- WORK TO COMPLETE -
Search the records for "xlabel". Copy every line where it appears.

- DATA SUPPLIED -
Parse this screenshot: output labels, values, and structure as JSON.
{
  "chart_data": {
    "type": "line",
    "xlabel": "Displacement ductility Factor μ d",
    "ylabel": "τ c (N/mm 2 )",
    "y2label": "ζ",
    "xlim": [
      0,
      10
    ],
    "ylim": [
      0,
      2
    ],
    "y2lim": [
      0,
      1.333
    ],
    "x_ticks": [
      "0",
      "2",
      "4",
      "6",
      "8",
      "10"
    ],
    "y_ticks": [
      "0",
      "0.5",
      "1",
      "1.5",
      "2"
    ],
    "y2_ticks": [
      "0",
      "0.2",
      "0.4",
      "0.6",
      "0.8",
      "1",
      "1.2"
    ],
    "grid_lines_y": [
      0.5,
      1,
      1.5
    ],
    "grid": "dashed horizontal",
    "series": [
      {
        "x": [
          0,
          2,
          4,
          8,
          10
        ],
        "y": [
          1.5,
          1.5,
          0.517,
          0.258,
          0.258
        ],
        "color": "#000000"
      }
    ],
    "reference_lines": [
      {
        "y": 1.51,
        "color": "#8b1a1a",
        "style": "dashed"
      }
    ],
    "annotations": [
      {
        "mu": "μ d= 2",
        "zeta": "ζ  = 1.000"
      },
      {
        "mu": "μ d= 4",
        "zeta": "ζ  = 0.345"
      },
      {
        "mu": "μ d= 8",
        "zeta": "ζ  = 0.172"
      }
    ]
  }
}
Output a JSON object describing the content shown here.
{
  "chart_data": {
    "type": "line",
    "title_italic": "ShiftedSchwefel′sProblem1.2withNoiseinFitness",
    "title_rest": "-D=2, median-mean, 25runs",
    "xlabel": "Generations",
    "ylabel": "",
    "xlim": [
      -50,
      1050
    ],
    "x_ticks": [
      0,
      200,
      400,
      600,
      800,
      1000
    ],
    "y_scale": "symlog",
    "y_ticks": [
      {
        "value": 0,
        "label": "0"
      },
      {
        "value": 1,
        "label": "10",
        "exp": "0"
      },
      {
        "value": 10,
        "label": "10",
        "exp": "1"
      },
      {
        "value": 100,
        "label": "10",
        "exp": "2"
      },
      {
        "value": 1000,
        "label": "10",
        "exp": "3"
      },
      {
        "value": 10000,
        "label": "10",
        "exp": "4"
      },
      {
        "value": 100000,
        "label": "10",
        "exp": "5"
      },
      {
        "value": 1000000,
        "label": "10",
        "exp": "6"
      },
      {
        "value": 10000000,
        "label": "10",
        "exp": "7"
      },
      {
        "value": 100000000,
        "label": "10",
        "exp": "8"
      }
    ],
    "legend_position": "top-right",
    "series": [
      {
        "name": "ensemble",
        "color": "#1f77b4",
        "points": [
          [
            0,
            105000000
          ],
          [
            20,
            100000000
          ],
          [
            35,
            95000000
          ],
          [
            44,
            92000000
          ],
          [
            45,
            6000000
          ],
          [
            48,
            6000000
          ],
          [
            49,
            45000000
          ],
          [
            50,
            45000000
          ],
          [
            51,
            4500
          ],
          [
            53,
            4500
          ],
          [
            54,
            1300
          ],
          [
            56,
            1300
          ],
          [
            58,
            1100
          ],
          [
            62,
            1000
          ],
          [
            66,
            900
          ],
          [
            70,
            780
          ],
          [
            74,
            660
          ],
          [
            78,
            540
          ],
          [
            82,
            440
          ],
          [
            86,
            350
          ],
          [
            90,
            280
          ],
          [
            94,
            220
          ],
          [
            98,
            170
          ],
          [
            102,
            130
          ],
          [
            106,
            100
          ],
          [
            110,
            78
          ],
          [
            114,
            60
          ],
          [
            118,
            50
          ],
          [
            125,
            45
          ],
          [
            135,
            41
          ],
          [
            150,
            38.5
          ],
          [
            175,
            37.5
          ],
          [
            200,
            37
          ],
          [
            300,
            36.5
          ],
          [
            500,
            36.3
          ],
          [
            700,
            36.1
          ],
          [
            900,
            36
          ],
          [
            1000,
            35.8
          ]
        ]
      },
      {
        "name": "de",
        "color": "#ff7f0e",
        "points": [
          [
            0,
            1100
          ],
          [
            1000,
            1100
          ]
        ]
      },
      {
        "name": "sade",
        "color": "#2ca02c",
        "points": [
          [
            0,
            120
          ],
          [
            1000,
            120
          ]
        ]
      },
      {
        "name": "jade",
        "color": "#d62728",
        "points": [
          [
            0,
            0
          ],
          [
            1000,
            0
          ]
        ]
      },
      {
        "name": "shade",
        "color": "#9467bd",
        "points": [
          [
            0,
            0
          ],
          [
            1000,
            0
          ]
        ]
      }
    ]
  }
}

- ANSWER TO THIS TASK -
    "xlabel": "Displacement ductility Factor μ d",
    "xlabel": "Generations",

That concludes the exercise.